▸ Task goal
Only lines with the word "xlabel" are needed; collect each of them from the listing below.

▸ Exercise materials
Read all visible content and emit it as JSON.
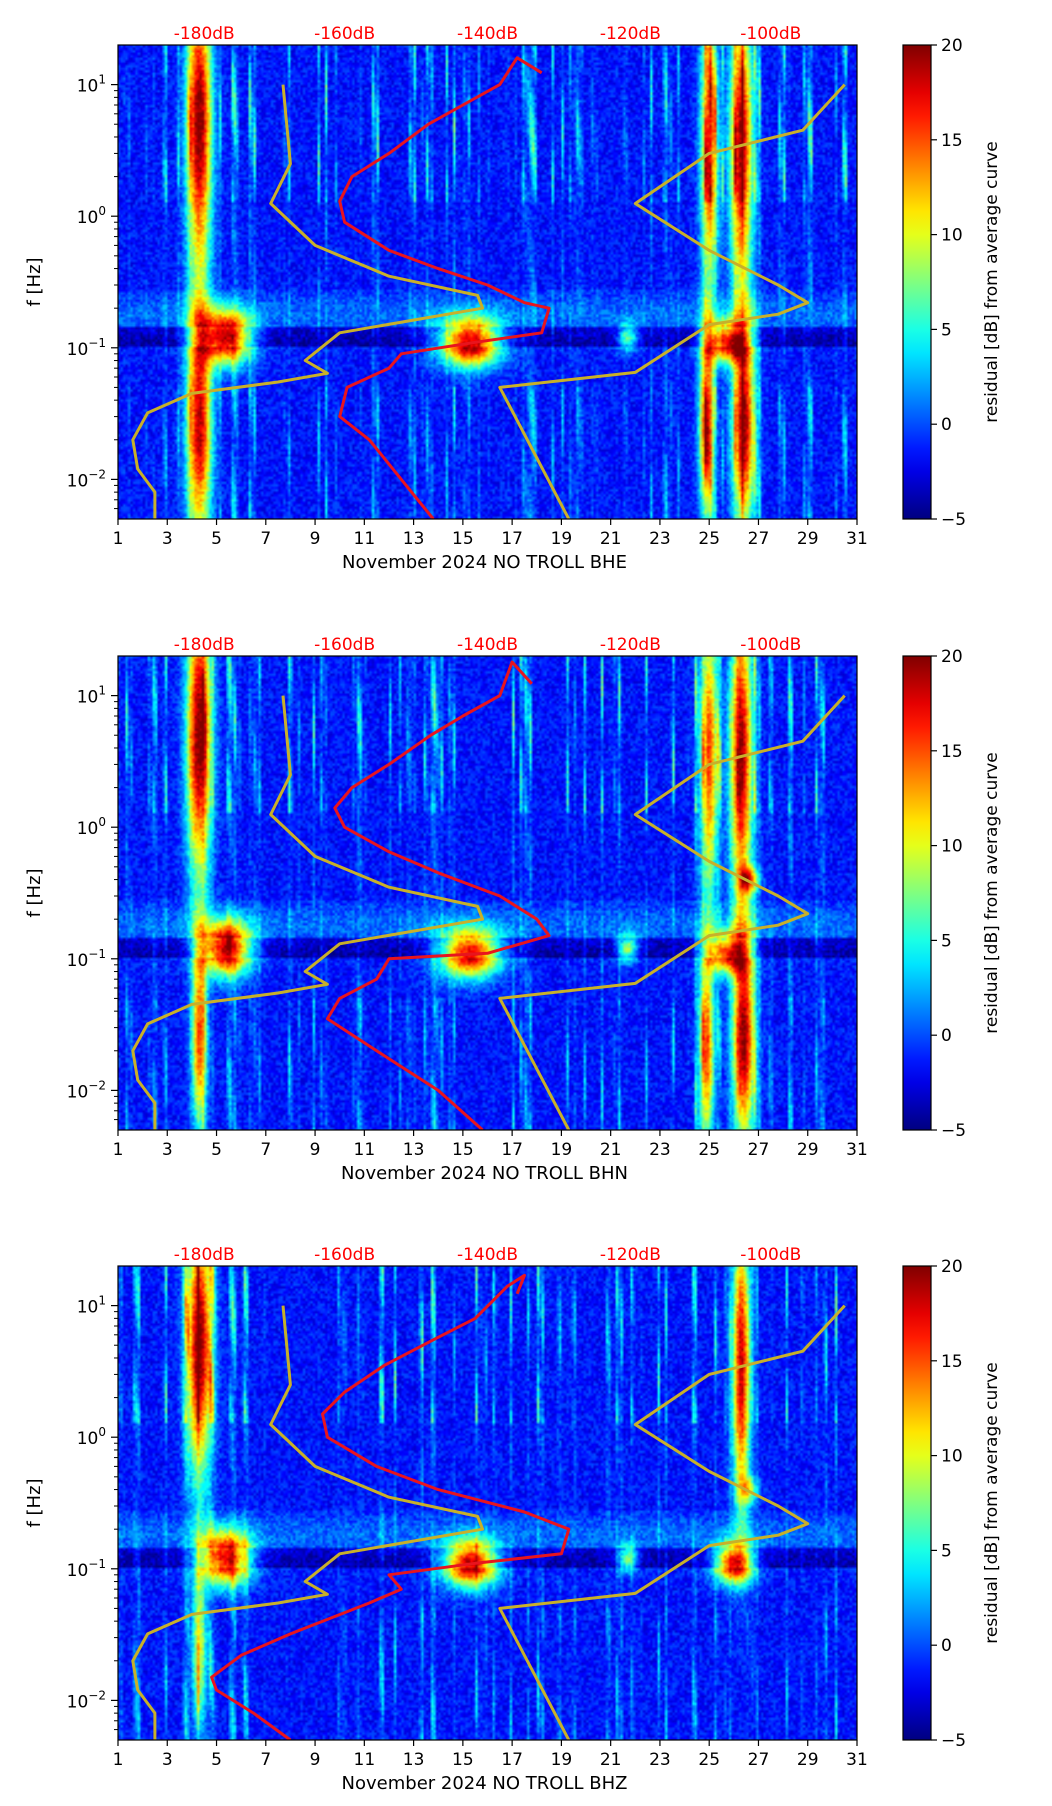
{
  "colors": {
    "db_label": "#ff0000",
    "red_curve": "#e8141e",
    "yellow_curve": "#c8b02a",
    "axis": "#000000"
  },
  "chart_data": [
    {
      "type": "heatmap",
      "title": "",
      "xlabel": "November 2024 NO TROLL  BHE",
      "ylabel": "f [Hz]",
      "x_range": [
        1,
        31
      ],
      "x_ticks": [
        "1",
        "3",
        "5",
        "7",
        "9",
        "11",
        "13",
        "15",
        "17",
        "19",
        "21",
        "23",
        "25",
        "27",
        "29",
        "31"
      ],
      "y_range": [
        0.005,
        20
      ],
      "y_scale": "log",
      "y_ticks": [
        {
          "value": 0.01,
          "base": "10",
          "exp": "−2"
        },
        {
          "value": 0.1,
          "base": "10",
          "exp": "−1"
        },
        {
          "value": 1,
          "base": "10",
          "exp": "0"
        },
        {
          "value": 10,
          "base": "10",
          "exp": "1"
        }
      ],
      "top_labels": [
        "-180dB",
        "-160dB",
        "-140dB",
        "-120dB",
        "-100dB"
      ],
      "colorbar": {
        "label": "residual [dB] from average curve",
        "range": [
          -5,
          20
        ],
        "ticks": [
          "−5",
          "0",
          "5",
          "10",
          "15",
          "20"
        ]
      },
      "red_curve": [
        [
          13.8,
          0.005
        ],
        [
          12.5,
          0.01
        ],
        [
          11.2,
          0.02
        ],
        [
          10,
          0.03
        ],
        [
          10.3,
          0.05
        ],
        [
          12,
          0.07
        ],
        [
          12.5,
          0.09
        ],
        [
          15.5,
          0.11
        ],
        [
          18.2,
          0.13
        ],
        [
          18.5,
          0.2
        ],
        [
          17.5,
          0.22
        ],
        [
          16,
          0.3
        ],
        [
          14,
          0.4
        ],
        [
          12,
          0.55
        ],
        [
          10.2,
          0.9
        ],
        [
          10,
          1.3
        ],
        [
          10.5,
          2
        ],
        [
          12,
          3
        ],
        [
          13.6,
          5
        ],
        [
          15,
          7
        ],
        [
          16.5,
          10
        ],
        [
          17.2,
          16
        ],
        [
          18.2,
          12.3
        ]
      ],
      "yellow_curve": [
        [
          2.5,
          0.005
        ],
        [
          2.5,
          0.008
        ],
        [
          1.8,
          0.012
        ],
        [
          1.6,
          0.02
        ],
        [
          2.2,
          0.032
        ],
        [
          4,
          0.045
        ],
        [
          7.5,
          0.055
        ],
        [
          9.5,
          0.064
        ],
        [
          8.6,
          0.08
        ],
        [
          10,
          0.13
        ],
        [
          15.8,
          0.2
        ],
        [
          15.6,
          0.25
        ],
        [
          12,
          0.35
        ],
        [
          9,
          0.6
        ],
        [
          7.2,
          1.25
        ],
        [
          8,
          2.5
        ],
        [
          7.7,
          10
        ],
        [
          7.7,
          10
        ],
        [
          19.3,
          0.005
        ],
        [
          16.5,
          0.05
        ],
        [
          22,
          0.065
        ],
        [
          25,
          0.15
        ],
        [
          27.8,
          0.18
        ],
        [
          29,
          0.22
        ],
        [
          27.8,
          0.3
        ],
        [
          25,
          0.55
        ],
        [
          22,
          1.25
        ],
        [
          25,
          3
        ],
        [
          28.8,
          4.5
        ],
        [
          30.5,
          10
        ]
      ],
      "hot_spots": [
        {
          "x": 4.3,
          "y": 5,
          "wx": 0.5,
          "wy": 1.1,
          "v": 22
        },
        {
          "x": 4.3,
          "y": 0.025,
          "wx": 0.5,
          "wy": 0.9,
          "v": 20
        },
        {
          "x": 5.4,
          "y": 0.12,
          "wx": 1.0,
          "wy": 0.2,
          "v": 22
        },
        {
          "x": 15.3,
          "y": 0.11,
          "wx": 1.2,
          "wy": 0.18,
          "v": 22
        },
        {
          "x": 25.0,
          "y": 3.5,
          "wx": 0.35,
          "wy": 1.1,
          "v": 17
        },
        {
          "x": 26.3,
          "y": 3.5,
          "wx": 0.45,
          "wy": 1.1,
          "v": 21
        },
        {
          "x": 24.9,
          "y": 0.025,
          "wx": 0.3,
          "wy": 0.7,
          "v": 19
        },
        {
          "x": 26.4,
          "y": 0.025,
          "wx": 0.45,
          "wy": 0.8,
          "v": 21
        },
        {
          "x": 25.7,
          "y": 0.11,
          "wx": 0.8,
          "wy": 0.15,
          "v": 19
        },
        {
          "x": 21.7,
          "y": 0.12,
          "wx": 0.4,
          "wy": 0.1,
          "v": 10
        }
      ]
    },
    {
      "type": "heatmap",
      "title": "",
      "xlabel": "November 2024 NO TROLL  BHN",
      "ylabel": "f [Hz]",
      "x_range": [
        1,
        31
      ],
      "x_ticks": [
        "1",
        "3",
        "5",
        "7",
        "9",
        "11",
        "13",
        "15",
        "17",
        "19",
        "21",
        "23",
        "25",
        "27",
        "29",
        "31"
      ],
      "y_range": [
        0.005,
        20
      ],
      "y_scale": "log",
      "y_ticks": [
        {
          "value": 0.01,
          "base": "10",
          "exp": "−2"
        },
        {
          "value": 0.1,
          "base": "10",
          "exp": "−1"
        },
        {
          "value": 1,
          "base": "10",
          "exp": "0"
        },
        {
          "value": 10,
          "base": "10",
          "exp": "1"
        }
      ],
      "top_labels": [
        "-180dB",
        "-160dB",
        "-140dB",
        "-120dB",
        "-100dB"
      ],
      "colorbar": {
        "label": "residual [dB] from average curve",
        "range": [
          -5,
          20
        ],
        "ticks": [
          "−5",
          "0",
          "5",
          "10",
          "15",
          "20"
        ]
      },
      "red_curve": [
        [
          15.8,
          0.005
        ],
        [
          14,
          0.01
        ],
        [
          11.5,
          0.02
        ],
        [
          9.5,
          0.035
        ],
        [
          10,
          0.05
        ],
        [
          11.5,
          0.07
        ],
        [
          12,
          0.1
        ],
        [
          16,
          0.11
        ],
        [
          18.5,
          0.15
        ],
        [
          18,
          0.2
        ],
        [
          16.5,
          0.3
        ],
        [
          14,
          0.45
        ],
        [
          12,
          0.65
        ],
        [
          10.2,
          1
        ],
        [
          9.8,
          1.4
        ],
        [
          10.5,
          2
        ],
        [
          12,
          3
        ],
        [
          13.7,
          5
        ],
        [
          15,
          7
        ],
        [
          16.5,
          10
        ],
        [
          17,
          18
        ],
        [
          17.8,
          12.3
        ]
      ],
      "yellow_curve": [
        [
          2.5,
          0.005
        ],
        [
          2.5,
          0.008
        ],
        [
          1.8,
          0.012
        ],
        [
          1.6,
          0.02
        ],
        [
          2.2,
          0.032
        ],
        [
          4,
          0.045
        ],
        [
          7.5,
          0.055
        ],
        [
          9.5,
          0.064
        ],
        [
          8.6,
          0.08
        ],
        [
          10,
          0.13
        ],
        [
          15.8,
          0.2
        ],
        [
          15.6,
          0.25
        ],
        [
          12,
          0.35
        ],
        [
          9,
          0.6
        ],
        [
          7.2,
          1.25
        ],
        [
          8,
          2.5
        ],
        [
          7.7,
          10
        ],
        [
          7.7,
          10
        ],
        [
          19.3,
          0.005
        ],
        [
          16.5,
          0.05
        ],
        [
          22,
          0.065
        ],
        [
          25,
          0.15
        ],
        [
          27.8,
          0.18
        ],
        [
          29,
          0.22
        ],
        [
          27.8,
          0.3
        ],
        [
          25,
          0.55
        ],
        [
          22,
          1.25
        ],
        [
          25,
          3
        ],
        [
          28.8,
          4.5
        ],
        [
          30.5,
          10
        ]
      ],
      "hot_spots": [
        {
          "x": 4.3,
          "y": 5,
          "wx": 0.5,
          "wy": 1.1,
          "v": 22
        },
        {
          "x": 4.3,
          "y": 0.025,
          "wx": 0.3,
          "wy": 0.7,
          "v": 17
        },
        {
          "x": 5.4,
          "y": 0.12,
          "wx": 1.0,
          "wy": 0.2,
          "v": 22
        },
        {
          "x": 15.3,
          "y": 0.11,
          "wx": 1.2,
          "wy": 0.18,
          "v": 21
        },
        {
          "x": 25.0,
          "y": 3.5,
          "wx": 0.35,
          "wy": 1.1,
          "v": 17
        },
        {
          "x": 26.3,
          "y": 3.5,
          "wx": 0.45,
          "wy": 1.1,
          "v": 21
        },
        {
          "x": 24.9,
          "y": 0.02,
          "wx": 0.3,
          "wy": 0.7,
          "v": 17
        },
        {
          "x": 26.4,
          "y": 0.025,
          "wx": 0.45,
          "wy": 0.8,
          "v": 21
        },
        {
          "x": 25.7,
          "y": 0.11,
          "wx": 0.8,
          "wy": 0.15,
          "v": 18
        },
        {
          "x": 21.7,
          "y": 0.12,
          "wx": 0.4,
          "wy": 0.1,
          "v": 12
        },
        {
          "x": 26.6,
          "y": 0.4,
          "wx": 0.4,
          "wy": 0.1,
          "v": 13
        }
      ]
    },
    {
      "type": "heatmap",
      "title": "",
      "xlabel": "November 2024 NO TROLL  BHZ",
      "ylabel": "f [Hz]",
      "x_range": [
        1,
        31
      ],
      "x_ticks": [
        "1",
        "3",
        "5",
        "7",
        "9",
        "11",
        "13",
        "15",
        "17",
        "19",
        "21",
        "23",
        "25",
        "27",
        "29",
        "31"
      ],
      "y_range": [
        0.005,
        20
      ],
      "y_scale": "log",
      "y_ticks": [
        {
          "value": 0.01,
          "base": "10",
          "exp": "−2"
        },
        {
          "value": 0.1,
          "base": "10",
          "exp": "−1"
        },
        {
          "value": 1,
          "base": "10",
          "exp": "0"
        },
        {
          "value": 10,
          "base": "10",
          "exp": "1"
        }
      ],
      "top_labels": [
        "-180dB",
        "-160dB",
        "-140dB",
        "-120dB",
        "-100dB"
      ],
      "colorbar": {
        "label": "residual [dB] from average curve",
        "range": [
          -5,
          20
        ],
        "ticks": [
          "−5",
          "0",
          "5",
          "10",
          "15",
          "20"
        ]
      },
      "red_curve": [
        [
          8,
          0.005
        ],
        [
          6.5,
          0.008
        ],
        [
          5,
          0.012
        ],
        [
          4.8,
          0.015
        ],
        [
          6,
          0.022
        ],
        [
          8,
          0.032
        ],
        [
          11.2,
          0.055
        ],
        [
          12.5,
          0.07
        ],
        [
          12,
          0.09
        ],
        [
          15.5,
          0.11
        ],
        [
          19,
          0.13
        ],
        [
          19.3,
          0.2
        ],
        [
          17.5,
          0.27
        ],
        [
          14,
          0.4
        ],
        [
          11.5,
          0.6
        ],
        [
          9.5,
          1
        ],
        [
          9.3,
          1.5
        ],
        [
          10.2,
          2.2
        ],
        [
          11.8,
          3.5
        ],
        [
          13.8,
          5.5
        ],
        [
          15.5,
          8
        ],
        [
          16.8,
          14
        ],
        [
          17.5,
          17
        ],
        [
          17.2,
          12.3
        ]
      ],
      "yellow_curve": [
        [
          2.5,
          0.005
        ],
        [
          2.5,
          0.008
        ],
        [
          1.8,
          0.012
        ],
        [
          1.6,
          0.02
        ],
        [
          2.2,
          0.032
        ],
        [
          4,
          0.045
        ],
        [
          7.5,
          0.055
        ],
        [
          9.5,
          0.064
        ],
        [
          8.6,
          0.08
        ],
        [
          10,
          0.13
        ],
        [
          15.8,
          0.2
        ],
        [
          15.6,
          0.25
        ],
        [
          12,
          0.35
        ],
        [
          9,
          0.6
        ],
        [
          7.2,
          1.25
        ],
        [
          8,
          2.5
        ],
        [
          7.7,
          10
        ],
        [
          7.7,
          10
        ],
        [
          19.3,
          0.005
        ],
        [
          16.5,
          0.05
        ],
        [
          22,
          0.065
        ],
        [
          25,
          0.15
        ],
        [
          27.8,
          0.18
        ],
        [
          29,
          0.22
        ],
        [
          27.8,
          0.3
        ],
        [
          25,
          0.55
        ],
        [
          22,
          1.25
        ],
        [
          25,
          3
        ],
        [
          28.8,
          4.5
        ],
        [
          30.5,
          10
        ]
      ],
      "hot_spots": [
        {
          "x": 4.3,
          "y": 5,
          "wx": 0.5,
          "wy": 1.0,
          "v": 22
        },
        {
          "x": 4.3,
          "y": 0.025,
          "wx": 0.3,
          "wy": 0.6,
          "v": 12
        },
        {
          "x": 5.4,
          "y": 0.12,
          "wx": 1.0,
          "wy": 0.2,
          "v": 21
        },
        {
          "x": 15.3,
          "y": 0.11,
          "wx": 1.1,
          "wy": 0.17,
          "v": 22
        },
        {
          "x": 26.3,
          "y": 3.5,
          "wx": 0.35,
          "wy": 1.1,
          "v": 20
        },
        {
          "x": 26.0,
          "y": 0.11,
          "wx": 0.8,
          "wy": 0.15,
          "v": 20
        },
        {
          "x": 21.7,
          "y": 0.12,
          "wx": 0.4,
          "wy": 0.1,
          "v": 11
        },
        {
          "x": 26.6,
          "y": 0.4,
          "wx": 0.4,
          "wy": 0.1,
          "v": 9
        }
      ]
    }
  ]
}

▸ Full solution
      "xlabel": "November 2024 NO TROLL  BHE",
      "xlabel": "November 2024 NO TROLL  BHN",
      "xlabel": "November 2024 NO TROLL  BHZ",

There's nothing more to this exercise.